* _Description of the task_
Compile every line that includes the word "znaménko".

start Extracted records

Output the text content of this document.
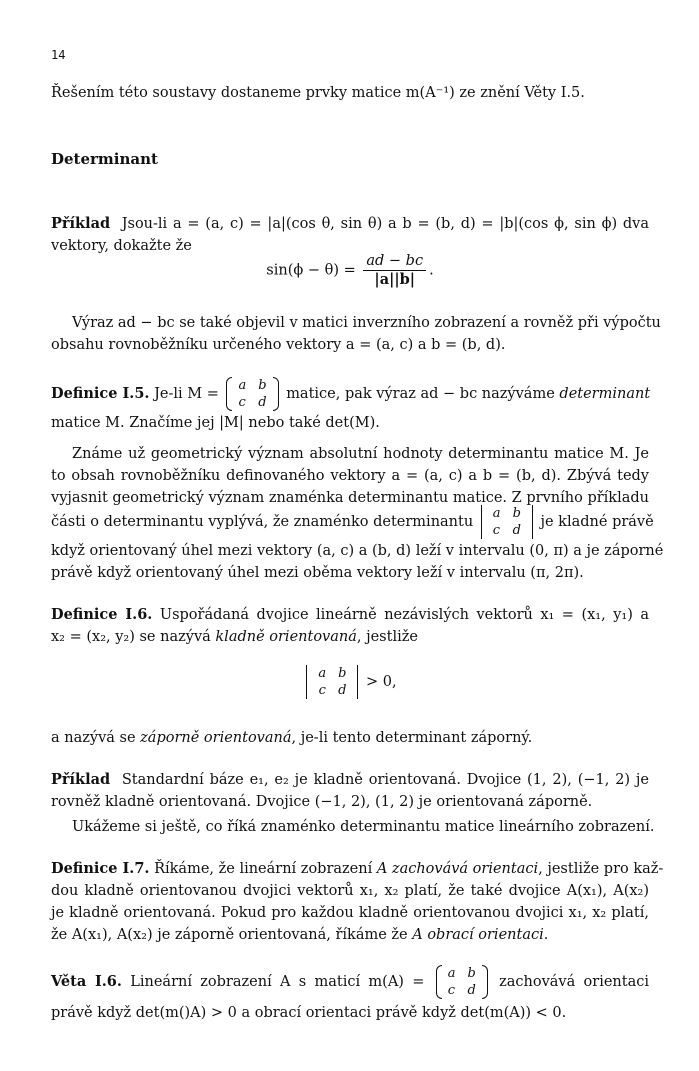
14
Řešením této soustavy dostaneme prvky matice m(A⁻¹) ze znění Věty I.5.
Determinant
Příklad Jsou-li a = (a, c) = |a|(cos θ, sin θ) a b = (b, d) = |b|(cos ϕ, sin ϕ) dva
vektory, dokažte že
$\sin(\phi - \theta) = \frac{ad - bc}{|a||b|}$ .
Výraz ad − bc se také objevil v matici inverzního zobrazení a rovněž při výpočtu
obsahu rovnoběžníku určeného vektory a = (a, c) a b = (b, d).
Definice I.5. Je-li M =
a	b
c	d
matice, pak výraz ad − bc nazýváme determinant
matice M. Značíme jej |M| nebo také det(M).
Známe už geometrický význam absolutní hodnoty determinantu matice M. Je
to obsah rovnoběžníku definovaného vektory a = (a, c) a b = (b, d). Zbývá tedy
vyjasnit geometrický význam znaménka determinantu matice. Z prvního příkladu
části o determinantu vyplývá, že znaménko determinantu
a	b
c	d
je kladné právě
když orientovaný úhel mezi vektory (a, c) a (b, d) leží v intervalu (0, π) a je záporné
právě když orientovaný úhel mezi oběma vektory leží v intervalu (π, 2π).
Definice I.6. Uspořádaná dvojice lineárně nezávislých vektorů x₁ = (x₁, y₁) a
x₂ = (x₂, y₂) se nazývá kladně orientovaná, jestliže
a	b
c	d
> 0,
a nazývá se záporně orientovaná, je-li tento determinant záporný.
Příklad Standardní báze e₁, e₂ je kladně orientovaná. Dvojice (1, 2), (−1, 2) je
rovněž kladně orientovaná. Dvojice (−1, 2), (1, 2) je orientovaná záporně.
Ukážeme si ještě, co říká znaménko determinantu matice lineárního zobrazení.
Definice I.7. Říkáme, že lineární zobrazení A zachovává orientaci, jestliže pro kaž-
dou kladně orientovanou dvojici vektorů x₁, x₂ platí, že také dvojice A(x₁), A(x₂)
je kladně orientovaná. Pokud pro každou kladně orientovanou dvojici x₁, x₂ platí,
že A(x₁), A(x₂) je záporně orientovaná, říkáme že A obrací orientaci.
Věta I.6. Lineární zobrazení A s maticí m(A) =
a	b
c	d
zachovává orientaci
právě když det(m()A) > 0 a obrací orientaci právě když det(m(A)) < 0.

end Extracted records

* _Result for this task_
části o determinantu vyplývá, že znaménko determinantu
Ukážeme si ještě, co říká znaménko determinantu matice lineárního zobrazení.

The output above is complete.